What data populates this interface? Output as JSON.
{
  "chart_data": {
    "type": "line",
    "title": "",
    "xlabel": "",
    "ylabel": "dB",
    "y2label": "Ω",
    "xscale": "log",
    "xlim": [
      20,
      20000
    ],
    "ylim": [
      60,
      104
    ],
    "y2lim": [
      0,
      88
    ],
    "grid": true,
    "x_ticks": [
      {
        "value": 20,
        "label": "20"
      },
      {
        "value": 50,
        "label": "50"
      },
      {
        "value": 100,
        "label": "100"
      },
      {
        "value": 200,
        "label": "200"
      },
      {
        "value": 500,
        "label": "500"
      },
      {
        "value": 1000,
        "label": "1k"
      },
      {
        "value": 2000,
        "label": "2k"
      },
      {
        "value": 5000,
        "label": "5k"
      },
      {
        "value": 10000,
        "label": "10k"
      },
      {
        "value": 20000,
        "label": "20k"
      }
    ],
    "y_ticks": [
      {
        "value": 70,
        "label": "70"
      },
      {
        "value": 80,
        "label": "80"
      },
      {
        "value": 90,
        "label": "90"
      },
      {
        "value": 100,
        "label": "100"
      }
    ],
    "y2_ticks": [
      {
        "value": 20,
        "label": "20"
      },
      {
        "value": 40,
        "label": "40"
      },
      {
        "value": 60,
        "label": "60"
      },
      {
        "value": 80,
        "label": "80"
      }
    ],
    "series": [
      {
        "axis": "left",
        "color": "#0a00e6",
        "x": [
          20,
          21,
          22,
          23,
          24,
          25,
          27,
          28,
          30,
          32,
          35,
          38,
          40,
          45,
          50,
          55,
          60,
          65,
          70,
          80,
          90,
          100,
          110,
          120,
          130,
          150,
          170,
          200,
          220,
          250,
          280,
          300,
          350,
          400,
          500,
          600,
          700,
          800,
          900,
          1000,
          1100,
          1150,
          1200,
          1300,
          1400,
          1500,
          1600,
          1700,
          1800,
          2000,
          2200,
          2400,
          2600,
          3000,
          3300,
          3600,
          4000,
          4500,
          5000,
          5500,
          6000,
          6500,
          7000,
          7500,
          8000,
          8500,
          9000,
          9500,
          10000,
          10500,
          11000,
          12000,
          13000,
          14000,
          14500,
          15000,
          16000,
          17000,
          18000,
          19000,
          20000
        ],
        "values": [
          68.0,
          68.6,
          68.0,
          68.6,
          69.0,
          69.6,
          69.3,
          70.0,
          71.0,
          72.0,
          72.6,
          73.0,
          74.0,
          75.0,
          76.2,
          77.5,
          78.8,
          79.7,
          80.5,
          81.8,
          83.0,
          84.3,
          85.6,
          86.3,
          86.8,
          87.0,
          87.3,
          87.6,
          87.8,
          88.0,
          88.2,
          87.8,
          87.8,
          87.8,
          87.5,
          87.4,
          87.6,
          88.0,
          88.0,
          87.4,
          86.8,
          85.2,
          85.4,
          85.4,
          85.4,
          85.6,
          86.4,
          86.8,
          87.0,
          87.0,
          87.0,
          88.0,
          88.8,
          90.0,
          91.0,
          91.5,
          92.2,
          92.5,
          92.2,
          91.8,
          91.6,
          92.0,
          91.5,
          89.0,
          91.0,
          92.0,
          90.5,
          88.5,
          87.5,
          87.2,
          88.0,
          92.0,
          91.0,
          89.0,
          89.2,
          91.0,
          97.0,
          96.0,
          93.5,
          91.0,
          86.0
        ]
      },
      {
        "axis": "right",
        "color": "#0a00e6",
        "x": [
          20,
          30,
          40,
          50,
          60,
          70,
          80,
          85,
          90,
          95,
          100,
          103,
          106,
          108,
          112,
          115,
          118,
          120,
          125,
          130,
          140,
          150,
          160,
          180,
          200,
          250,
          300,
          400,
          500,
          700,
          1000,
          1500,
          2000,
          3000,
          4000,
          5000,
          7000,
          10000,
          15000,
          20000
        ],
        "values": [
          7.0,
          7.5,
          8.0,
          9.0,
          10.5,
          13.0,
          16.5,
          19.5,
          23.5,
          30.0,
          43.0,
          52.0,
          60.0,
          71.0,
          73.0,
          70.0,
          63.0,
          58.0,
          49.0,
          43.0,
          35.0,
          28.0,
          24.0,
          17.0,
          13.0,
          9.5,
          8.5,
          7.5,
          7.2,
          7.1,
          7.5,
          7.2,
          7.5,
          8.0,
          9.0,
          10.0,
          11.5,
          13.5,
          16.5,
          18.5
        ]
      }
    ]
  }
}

• Short exercise: Retype all of the material above with every character intact.

• Full answer:
What data populates this interface? Output as JSON.
{
  "chart_data": {
    "type": "line",
    "title": "",
    "xlabel": "",
    "ylabel": "dB",
    "y2label": "Ω",
    "xscale": "log",
    "xlim": [
      20,
      20000
    ],
    "ylim": [
      60,
      104
    ],
    "y2lim": [
      0,
      88
    ],
    "grid": true,
    "x_ticks": [
      {
        "value": 20,
        "label": "20"
      },
      {
        "value": 50,
        "label": "50"
      },
      {
        "value": 100,
        "label": "100"
      },
      {
        "value": 200,
        "label": "200"
      },
      {
        "value": 500,
        "label": "500"
      },
      {
        "value": 1000,
        "label": "1k"
      },
      {
        "value": 2000,
        "label": "2k"
      },
      {
        "value": 5000,
        "label": "5k"
      },
      {
        "value": 10000,
        "label": "10k"
      },
      {
        "value": 20000,
        "label": "20k"
      }
    ],
    "y_ticks": [
      {
        "value": 70,
        "label": "70"
      },
      {
        "value": 80,
        "label": "80"
      },
      {
        "value": 90,
        "label": "90"
      },
      {
        "value": 100,
        "label": "100"
      }
    ],
    "y2_ticks": [
      {
        "value": 20,
        "label": "20"
      },
      {
        "value": 40,
        "label": "40"
      },
      {
        "value": 60,
        "label": "60"
      },
      {
        "value": 80,
        "label": "80"
      }
    ],
    "series": [
      {
        "axis": "left",
        "color": "#0a00e6",
        "x": [
          20,
          21,
          22,
          23,
          24,
          25,
          27,
          28,
          30,
          32,
          35,
          38,
          40,
          45,
          50,
          55,
          60,
          65,
          70,
          80,
          90,
          100,
          110,
          120,
          130,
          150,
          170,
          200,
          220,
          250,
          280,
          300,
          350,
          400,
          500,
          600,
          700,
          800,
          900,
          1000,
          1100,
          1150,
          1200,
          1300,
          1400,
          1500,
          1600,
          1700,
          1800,
          2000,
          2200,
          2400,
          2600,
          3000,
          3300,
          3600,
          4000,
          4500,
          5000,
          5500,
          6000,
          6500,
          7000,
          7500,
          8000,
          8500,
          9000,
          9500,
          10000,
          10500,
          11000,
          12000,
          13000,
          14000,
          14500,
          15000,
          16000,
          17000,
          18000,
          19000,
          20000
        ],
        "values": [
          68.0,
          68.6,
          68.0,
          68.6,
          69.0,
          69.6,
          69.3,
          70.0,
          71.0,
          72.0,
          72.6,
          73.0,
          74.0,
          75.0,
          76.2,
          77.5,
          78.8,
          79.7,
          80.5,
          81.8,
          83.0,
          84.3,
          85.6,
          86.3,
          86.8,
          87.0,
          87.3,
          87.6,
          87.8,
          88.0,
          88.2,
          87.8,
          87.8,
          87.8,
          87.5,
          87.4,
          87.6,
          88.0,
          88.0,
          87.4,
          86.8,
          85.2,
          85.4,
          85.4,
          85.4,
          85.6,
          86.4,
          86.8,
          87.0,
          87.0,
          87.0,
          88.0,
          88.8,
          90.0,
          91.0,
          91.5,
          92.2,
          92.5,
          92.2,
          91.8,
          91.6,
          92.0,
          91.5,
          89.0,
          91.0,
          92.0,
          90.5,
          88.5,
          87.5,
          87.2,
          88.0,
          92.0,
          91.0,
          89.0,
          89.2,
          91.0,
          97.0,
          96.0,
          93.5,
          91.0,
          86.0
        ]
      },
      {
        "axis": "right",
        "color": "#0a00e6",
        "x": [
          20,
          30,
          40,
          50,
          60,
          70,
          80,
          85,
          90,
          95,
          100,
          103,
          106,
          108,
          112,
          115,
          118,
          120,
          125,
          130,
          140,
          150,
          160,
          180,
          200,
          250,
          300,
          400,
          500,
          700,
          1000,
          1500,
          2000,
          3000,
          4000,
          5000,
          7000,
          10000,
          15000,
          20000
        ],
        "values": [
          7.0,
          7.5,
          8.0,
          9.0,
          10.5,
          13.0,
          16.5,
          19.5,
          23.5,
          30.0,
          43.0,
          52.0,
          60.0,
          71.0,
          73.0,
          70.0,
          63.0,
          58.0,
          49.0,
          43.0,
          35.0,
          28.0,
          24.0,
          17.0,
          13.0,
          9.5,
          8.5,
          7.5,
          7.2,
          7.1,
          7.5,
          7.2,
          7.5,
          8.0,
          9.0,
          10.0,
          11.5,
          13.5,
          16.5,
          18.5
        ]
      }
    ]
  }
}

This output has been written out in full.